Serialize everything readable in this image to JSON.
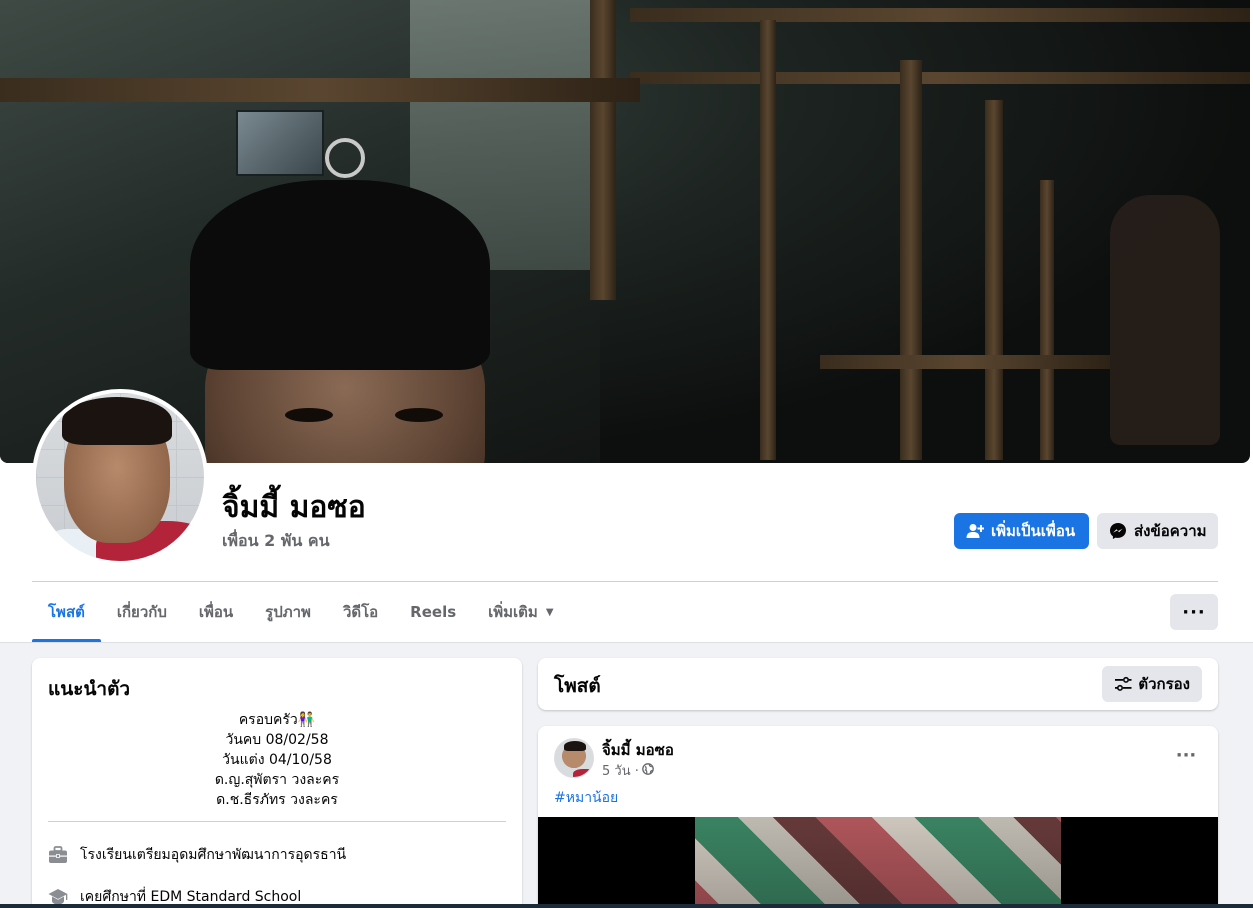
{
  "profile": {
    "name": "จิ้มมี้ มอซอ",
    "friends_count": "เพื่อน 2 พัน คน"
  },
  "actions": {
    "add_friend": "เพิ่มเป็นเพื่อน",
    "message": "ส่งข้อความ"
  },
  "tabs": [
    {
      "label": "โพสต์",
      "active": true
    },
    {
      "label": "เกี่ยวกับ",
      "active": false
    },
    {
      "label": "เพื่อน",
      "active": false
    },
    {
      "label": "รูปภาพ",
      "active": false
    },
    {
      "label": "วิดีโอ",
      "active": false
    },
    {
      "label": "Reels",
      "active": false
    },
    {
      "label": "เพิ่มเติม",
      "active": false
    }
  ],
  "more_button": "···",
  "intro": {
    "title": "แนะนำตัว",
    "bio": [
      "ครอบครัว👫",
      "วันคบ 08/02/58",
      "วันแต่ง 04/10/58",
      "ด.ญ.สุพัตรา วงละคร",
      "ด.ช.ธีรภัทร วงละคร"
    ],
    "items": [
      {
        "icon": "briefcase-icon",
        "text": "โรงเรียนเตรียมอุดมศึกษาพัฒนาการอุดรธานี"
      },
      {
        "icon": "graduation-cap-icon",
        "text": "เคยศึกษาที่ EDM Standard School"
      }
    ]
  },
  "posts": {
    "title": "โพสต์",
    "filter_label": "ตัวกรอง",
    "post": {
      "author": "จิ้มมี้ มอซอ",
      "time": "5 วัน ·",
      "audience_icon": "globe-icon",
      "hashtag": "#หมาน้อย",
      "menu": "···"
    }
  },
  "colors": {
    "accent": "#1b74e4",
    "secondary_button": "#e4e6eb",
    "background": "#f0f2f5",
    "muted_text": "#65676b"
  }
}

....

» Task goal
Exactly as written, return every line of the listing, but not the pictures.

» Result below
Serialize everything readable in this image to JSON.
{
  "profile": {
    "name": "จิ้มมี้ มอซอ",
    "friends_count": "เพื่อน 2 พัน คน"
  },
  "actions": {
    "add_friend": "เพิ่มเป็นเพื่อน",
    "message": "ส่งข้อความ"
  },
  "tabs": [
    {
      "label": "โพสต์",
      "active": true
    },
    {
      "label": "เกี่ยวกับ",
      "active": false
    },
    {
      "label": "เพื่อน",
      "active": false
    },
    {
      "label": "รูปภาพ",
      "active": false
    },
    {
      "label": "วิดีโอ",
      "active": false
    },
    {
      "label": "Reels",
      "active": false
    },
    {
      "label": "เพิ่มเติม",
      "active": false
    }
  ],
  "more_button": "···",
  "intro": {
    "title": "แนะนำตัว",
    "bio": [
      "ครอบครัว👫",
      "วันคบ 08/02/58",
      "วันแต่ง 04/10/58",
      "ด.ญ.สุพัตรา วงละคร",
      "ด.ช.ธีรภัทร วงละคร"
    ],
    "items": [
      {
        "icon": "briefcase-icon",
        "text": "โรงเรียนเตรียมอุดมศึกษาพัฒนาการอุดรธานี"
      },
      {
        "icon": "graduation-cap-icon",
        "text": "เคยศึกษาที่ EDM Standard School"
      }
    ]
  },
  "posts": {
    "title": "โพสต์",
    "filter_label": "ตัวกรอง",
    "post": {
      "author": "จิ้มมี้ มอซอ",
      "time": "5 วัน ·",
      "audience_icon": "globe-icon",
      "hashtag": "#หมาน้อย",
      "menu": "···"
    }
  },
  "colors": {
    "accent": "#1b74e4",
    "secondary_button": "#e4e6eb",
    "background": "#f0f2f5",
    "muted_text": "#65676b"
  }
}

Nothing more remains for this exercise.